• **What you need to do**
Return a copy of each line that holds the string "Chaplin".

• **Supplied material**
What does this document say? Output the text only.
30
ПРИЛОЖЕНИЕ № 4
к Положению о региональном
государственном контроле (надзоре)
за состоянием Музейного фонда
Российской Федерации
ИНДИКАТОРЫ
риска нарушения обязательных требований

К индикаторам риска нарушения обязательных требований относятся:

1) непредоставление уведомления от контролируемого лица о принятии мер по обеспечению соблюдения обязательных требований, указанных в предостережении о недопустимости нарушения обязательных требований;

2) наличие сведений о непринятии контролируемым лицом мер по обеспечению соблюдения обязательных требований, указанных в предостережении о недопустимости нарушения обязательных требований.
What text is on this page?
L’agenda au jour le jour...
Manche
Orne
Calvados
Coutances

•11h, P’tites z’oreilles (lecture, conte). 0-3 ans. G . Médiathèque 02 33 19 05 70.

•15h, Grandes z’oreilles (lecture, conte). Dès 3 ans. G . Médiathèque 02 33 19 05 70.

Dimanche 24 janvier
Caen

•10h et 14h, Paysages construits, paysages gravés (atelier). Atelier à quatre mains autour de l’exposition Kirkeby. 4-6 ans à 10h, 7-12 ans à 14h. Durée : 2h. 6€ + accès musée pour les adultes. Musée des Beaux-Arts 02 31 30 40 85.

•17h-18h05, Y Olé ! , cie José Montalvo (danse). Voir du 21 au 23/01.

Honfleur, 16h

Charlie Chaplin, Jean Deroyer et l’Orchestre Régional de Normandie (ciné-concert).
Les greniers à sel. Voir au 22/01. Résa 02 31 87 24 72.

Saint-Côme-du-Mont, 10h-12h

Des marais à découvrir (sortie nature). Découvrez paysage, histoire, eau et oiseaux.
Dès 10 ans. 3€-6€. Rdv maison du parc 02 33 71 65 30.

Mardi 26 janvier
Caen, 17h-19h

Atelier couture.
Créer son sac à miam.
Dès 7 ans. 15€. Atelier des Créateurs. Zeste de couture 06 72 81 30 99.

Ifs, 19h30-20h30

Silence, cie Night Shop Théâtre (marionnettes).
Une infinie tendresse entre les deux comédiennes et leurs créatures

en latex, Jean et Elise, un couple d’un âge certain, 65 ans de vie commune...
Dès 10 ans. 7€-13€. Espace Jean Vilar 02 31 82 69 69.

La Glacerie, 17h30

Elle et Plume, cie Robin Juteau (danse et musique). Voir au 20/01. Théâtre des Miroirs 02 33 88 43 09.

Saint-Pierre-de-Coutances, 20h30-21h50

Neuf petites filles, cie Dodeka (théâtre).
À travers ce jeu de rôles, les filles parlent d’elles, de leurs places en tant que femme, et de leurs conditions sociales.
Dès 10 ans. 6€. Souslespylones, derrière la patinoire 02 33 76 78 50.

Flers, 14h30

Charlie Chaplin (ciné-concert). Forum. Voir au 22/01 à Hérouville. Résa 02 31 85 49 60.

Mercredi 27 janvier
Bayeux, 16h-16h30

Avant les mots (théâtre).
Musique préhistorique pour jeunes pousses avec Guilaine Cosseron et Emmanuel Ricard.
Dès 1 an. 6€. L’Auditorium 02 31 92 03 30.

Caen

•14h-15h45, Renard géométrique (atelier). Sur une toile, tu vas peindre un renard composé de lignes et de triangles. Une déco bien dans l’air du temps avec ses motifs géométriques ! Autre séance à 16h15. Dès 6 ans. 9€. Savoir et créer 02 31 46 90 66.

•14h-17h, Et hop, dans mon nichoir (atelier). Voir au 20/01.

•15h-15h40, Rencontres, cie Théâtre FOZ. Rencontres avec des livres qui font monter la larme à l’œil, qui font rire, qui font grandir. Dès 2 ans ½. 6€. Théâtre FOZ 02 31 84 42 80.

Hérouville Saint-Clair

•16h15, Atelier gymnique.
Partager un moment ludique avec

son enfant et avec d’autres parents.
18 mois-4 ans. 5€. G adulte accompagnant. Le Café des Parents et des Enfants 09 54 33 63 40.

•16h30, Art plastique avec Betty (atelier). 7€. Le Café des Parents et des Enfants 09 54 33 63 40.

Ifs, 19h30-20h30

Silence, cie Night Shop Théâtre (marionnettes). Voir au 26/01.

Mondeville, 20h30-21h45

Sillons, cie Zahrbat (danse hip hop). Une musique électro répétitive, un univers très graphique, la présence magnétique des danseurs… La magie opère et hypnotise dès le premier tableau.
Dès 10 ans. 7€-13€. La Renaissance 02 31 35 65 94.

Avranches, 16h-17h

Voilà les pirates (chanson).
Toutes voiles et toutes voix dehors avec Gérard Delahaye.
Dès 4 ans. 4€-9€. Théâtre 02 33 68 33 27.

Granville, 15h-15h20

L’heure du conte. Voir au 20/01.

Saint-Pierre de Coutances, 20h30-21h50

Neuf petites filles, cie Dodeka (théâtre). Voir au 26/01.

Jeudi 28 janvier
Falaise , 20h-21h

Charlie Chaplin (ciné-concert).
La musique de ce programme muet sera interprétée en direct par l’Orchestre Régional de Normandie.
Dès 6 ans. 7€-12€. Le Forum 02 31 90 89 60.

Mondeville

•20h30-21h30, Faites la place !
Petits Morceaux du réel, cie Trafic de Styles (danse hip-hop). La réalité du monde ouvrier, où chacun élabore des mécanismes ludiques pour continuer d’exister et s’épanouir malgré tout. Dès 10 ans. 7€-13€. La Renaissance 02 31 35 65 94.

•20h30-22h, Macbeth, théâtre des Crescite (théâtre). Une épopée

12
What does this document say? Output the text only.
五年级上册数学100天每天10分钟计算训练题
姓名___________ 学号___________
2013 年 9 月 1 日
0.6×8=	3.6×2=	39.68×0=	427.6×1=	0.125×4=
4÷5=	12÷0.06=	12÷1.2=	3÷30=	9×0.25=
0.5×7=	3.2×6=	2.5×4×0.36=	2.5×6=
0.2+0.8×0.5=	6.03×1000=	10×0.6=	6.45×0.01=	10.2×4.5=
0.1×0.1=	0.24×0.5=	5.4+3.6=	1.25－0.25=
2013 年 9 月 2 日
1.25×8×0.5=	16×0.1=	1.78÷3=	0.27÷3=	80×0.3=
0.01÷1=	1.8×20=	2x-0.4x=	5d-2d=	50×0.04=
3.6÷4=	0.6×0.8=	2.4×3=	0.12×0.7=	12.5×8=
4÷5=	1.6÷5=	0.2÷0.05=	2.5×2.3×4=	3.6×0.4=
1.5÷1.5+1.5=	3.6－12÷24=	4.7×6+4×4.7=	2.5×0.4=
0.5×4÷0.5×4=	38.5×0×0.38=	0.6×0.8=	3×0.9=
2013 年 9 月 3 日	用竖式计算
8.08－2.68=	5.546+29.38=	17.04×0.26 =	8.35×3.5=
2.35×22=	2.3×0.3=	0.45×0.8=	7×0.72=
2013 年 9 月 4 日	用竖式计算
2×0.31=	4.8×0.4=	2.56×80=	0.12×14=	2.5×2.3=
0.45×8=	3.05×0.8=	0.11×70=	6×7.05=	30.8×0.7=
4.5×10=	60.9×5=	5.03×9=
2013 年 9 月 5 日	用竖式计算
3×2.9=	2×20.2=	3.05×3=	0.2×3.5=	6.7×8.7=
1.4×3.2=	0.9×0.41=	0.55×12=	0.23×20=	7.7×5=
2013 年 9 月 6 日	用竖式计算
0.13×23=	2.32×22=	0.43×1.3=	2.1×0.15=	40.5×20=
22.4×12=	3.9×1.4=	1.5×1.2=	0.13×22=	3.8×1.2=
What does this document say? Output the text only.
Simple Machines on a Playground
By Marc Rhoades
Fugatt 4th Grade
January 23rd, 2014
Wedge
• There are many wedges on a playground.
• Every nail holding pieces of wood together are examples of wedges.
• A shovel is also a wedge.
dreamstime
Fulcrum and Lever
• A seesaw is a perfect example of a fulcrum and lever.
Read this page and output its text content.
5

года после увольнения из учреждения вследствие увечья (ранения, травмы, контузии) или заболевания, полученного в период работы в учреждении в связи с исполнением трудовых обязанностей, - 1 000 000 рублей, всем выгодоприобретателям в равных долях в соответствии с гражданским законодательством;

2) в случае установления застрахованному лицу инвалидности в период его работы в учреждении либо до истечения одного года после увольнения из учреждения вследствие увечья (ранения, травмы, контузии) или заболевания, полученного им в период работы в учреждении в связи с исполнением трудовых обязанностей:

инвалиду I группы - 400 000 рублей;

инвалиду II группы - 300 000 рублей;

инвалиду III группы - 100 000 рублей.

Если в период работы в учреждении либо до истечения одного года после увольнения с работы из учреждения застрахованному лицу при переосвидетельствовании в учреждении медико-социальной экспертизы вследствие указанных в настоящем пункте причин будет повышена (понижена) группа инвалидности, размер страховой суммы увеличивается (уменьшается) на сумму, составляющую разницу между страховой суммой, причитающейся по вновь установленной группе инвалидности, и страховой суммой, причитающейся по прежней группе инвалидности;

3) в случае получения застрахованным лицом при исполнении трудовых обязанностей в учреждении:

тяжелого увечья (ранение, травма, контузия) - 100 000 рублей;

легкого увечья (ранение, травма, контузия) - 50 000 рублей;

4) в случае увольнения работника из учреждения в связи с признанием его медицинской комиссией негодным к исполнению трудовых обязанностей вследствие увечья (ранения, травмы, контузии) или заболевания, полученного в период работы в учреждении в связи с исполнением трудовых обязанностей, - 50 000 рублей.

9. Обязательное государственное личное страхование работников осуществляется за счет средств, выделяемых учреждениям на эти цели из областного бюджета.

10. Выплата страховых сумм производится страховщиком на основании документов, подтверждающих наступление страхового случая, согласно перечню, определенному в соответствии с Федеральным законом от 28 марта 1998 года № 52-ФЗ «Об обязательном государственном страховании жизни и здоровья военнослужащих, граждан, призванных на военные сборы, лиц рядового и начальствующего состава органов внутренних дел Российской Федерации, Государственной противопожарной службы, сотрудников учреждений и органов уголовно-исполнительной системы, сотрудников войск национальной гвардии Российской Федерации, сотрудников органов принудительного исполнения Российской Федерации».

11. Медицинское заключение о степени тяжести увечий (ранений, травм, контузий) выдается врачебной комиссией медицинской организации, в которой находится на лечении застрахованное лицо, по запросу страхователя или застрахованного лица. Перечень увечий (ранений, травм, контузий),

• **Finished answer**
Charlie Chaplin, Jean Deroyer et l’Orchestre Régional de Normandie (ciné-concert).
Charlie Chaplin (ciné-concert). Forum. Voir au 22/01 à Hérouville. Résa 02 31 85 49 60.
Charlie Chaplin (ciné-concert).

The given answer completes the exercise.